- **QUELLENAUSZUG**:
◇ ◇ ◇

Eltern in spanischem Mädchenmord-Prozess zu 18 Jahren Haft verurteilt

Santiago de Compostela (APA/dpa) - In einem Aufsehen erregenden Prozess sind in Spanien ein Paar wegen Mordes ihres chinesischen Adoptivkind...

Santiago de Compostela (APA/dpa) - In einem Aufsehen erregenden Prozess sind in Spanien ein Paar wegen Mordes ihres chinesischen Adoptivkindes zu jeweils 18 Jahren Haft verurteilt worden. Das Verwandtschaftsverhältnis wurde als erschwerender Umstand gewertet, wie das Landgericht von A Coruna am Donnerstag in Santiago de Compostela mitteilte. Mit dem Urteil folgte das Gericht dem Antrag der Staatsanwaltschaft.

Das Tötungsdelikt an der zwölf Jahre alten Asunta machte in Spanien Schlagzeilen. Die Leiche des Kindes war 2013 am Rande eines Feldweges gefunden worden. Gerichtsmediziner stellten fest, dass Asunta mit einer großen Dosis eines Beruhigungsmittels betäubt und dann erstickt worden war, vermutlich mit einem Polster.

Der Verdacht fiel rasch auf die seit Jahren geschiedenen Eltern, die das Kind im Alter von knapp einem Jahr in China adoptiert hatten. Die beiden beteuerten bis zuletzt ihre Unschuld. Auch nach der Anhörung von 140 Zeugen und Sachverständigen blieb vieles unklar. Auch die Frage nach dem Motiv blieb unbeantwortet.

◇ ◇ ◇

- **AUFGABE**:
Prüfen Sie, ob die Aussagen (a) bis (c) mit der Meldung übereinstimmen, und belegen Sie jedes Ja oder Nein mit der entscheidenden Textstelle im Wortlaut. (a) Beide Elternteile erhielten dieselbe Haftstrafe. (b) Das Gericht wich mit dem Urteil vom Antrag der Staatsanwaltschaft ab. (c) Die Eltern legten im Verlauf des Prozesses ein Geständnis ab. Die Daten haben hierfür keine Bedeutung.

◇ ◇ ◇

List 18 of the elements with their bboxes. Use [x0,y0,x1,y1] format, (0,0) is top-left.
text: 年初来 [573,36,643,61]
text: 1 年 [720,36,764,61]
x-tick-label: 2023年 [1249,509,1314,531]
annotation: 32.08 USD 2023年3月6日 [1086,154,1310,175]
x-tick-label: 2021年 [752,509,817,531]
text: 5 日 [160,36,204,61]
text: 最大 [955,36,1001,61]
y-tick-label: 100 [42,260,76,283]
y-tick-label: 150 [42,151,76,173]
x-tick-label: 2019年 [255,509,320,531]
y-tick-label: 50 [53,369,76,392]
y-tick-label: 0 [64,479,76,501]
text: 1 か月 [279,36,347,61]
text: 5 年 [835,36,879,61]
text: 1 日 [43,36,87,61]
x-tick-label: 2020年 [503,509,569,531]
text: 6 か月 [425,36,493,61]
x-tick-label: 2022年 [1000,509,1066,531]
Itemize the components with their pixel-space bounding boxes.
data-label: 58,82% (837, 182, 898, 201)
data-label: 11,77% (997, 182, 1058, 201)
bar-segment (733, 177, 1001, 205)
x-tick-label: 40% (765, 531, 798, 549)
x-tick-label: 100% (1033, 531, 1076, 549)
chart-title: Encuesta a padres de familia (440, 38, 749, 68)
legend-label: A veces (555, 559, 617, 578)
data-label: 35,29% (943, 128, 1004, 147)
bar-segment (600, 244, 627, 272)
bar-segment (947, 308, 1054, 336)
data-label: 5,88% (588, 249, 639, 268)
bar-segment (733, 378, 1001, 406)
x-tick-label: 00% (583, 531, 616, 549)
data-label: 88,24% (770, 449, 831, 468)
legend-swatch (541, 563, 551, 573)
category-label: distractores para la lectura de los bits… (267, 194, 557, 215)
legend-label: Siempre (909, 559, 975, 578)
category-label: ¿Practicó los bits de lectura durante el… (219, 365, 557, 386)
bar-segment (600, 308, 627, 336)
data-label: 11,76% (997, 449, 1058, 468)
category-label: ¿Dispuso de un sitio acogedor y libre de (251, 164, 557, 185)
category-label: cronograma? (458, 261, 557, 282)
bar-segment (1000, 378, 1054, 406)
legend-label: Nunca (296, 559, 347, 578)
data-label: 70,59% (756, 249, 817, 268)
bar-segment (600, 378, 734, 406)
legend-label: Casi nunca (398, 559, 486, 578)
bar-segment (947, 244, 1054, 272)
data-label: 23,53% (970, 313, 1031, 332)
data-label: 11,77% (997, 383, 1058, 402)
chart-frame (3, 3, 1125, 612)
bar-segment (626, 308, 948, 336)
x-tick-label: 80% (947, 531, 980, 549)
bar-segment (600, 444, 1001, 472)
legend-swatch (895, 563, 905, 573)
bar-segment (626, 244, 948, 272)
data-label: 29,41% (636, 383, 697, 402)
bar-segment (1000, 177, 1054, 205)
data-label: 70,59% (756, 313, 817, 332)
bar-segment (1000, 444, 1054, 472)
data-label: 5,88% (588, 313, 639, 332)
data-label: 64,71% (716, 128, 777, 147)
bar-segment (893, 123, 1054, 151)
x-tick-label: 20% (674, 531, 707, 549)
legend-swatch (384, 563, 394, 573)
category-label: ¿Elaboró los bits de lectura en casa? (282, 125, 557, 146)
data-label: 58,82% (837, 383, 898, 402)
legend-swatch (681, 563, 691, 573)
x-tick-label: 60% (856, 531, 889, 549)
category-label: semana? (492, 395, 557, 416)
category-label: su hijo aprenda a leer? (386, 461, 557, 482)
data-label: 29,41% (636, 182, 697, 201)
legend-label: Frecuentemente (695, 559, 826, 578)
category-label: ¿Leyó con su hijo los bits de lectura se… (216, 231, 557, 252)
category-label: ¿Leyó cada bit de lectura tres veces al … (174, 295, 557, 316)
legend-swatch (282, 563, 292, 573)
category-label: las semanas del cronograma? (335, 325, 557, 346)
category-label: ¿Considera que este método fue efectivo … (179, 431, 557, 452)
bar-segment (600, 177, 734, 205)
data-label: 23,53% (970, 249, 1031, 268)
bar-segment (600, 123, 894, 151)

◇ ◇ ◇

- **LÖSUNG**:
(a) Ja: „zu jeweils 18 Jahren Haft verurteilt worden“
(b) Nein: „Mit dem Urteil folgte das Gericht dem Antrag der Staatsanwaltschaft.“
(c) Nein: „Die beiden beteuerten bis zuletzt ihre Unschuld.“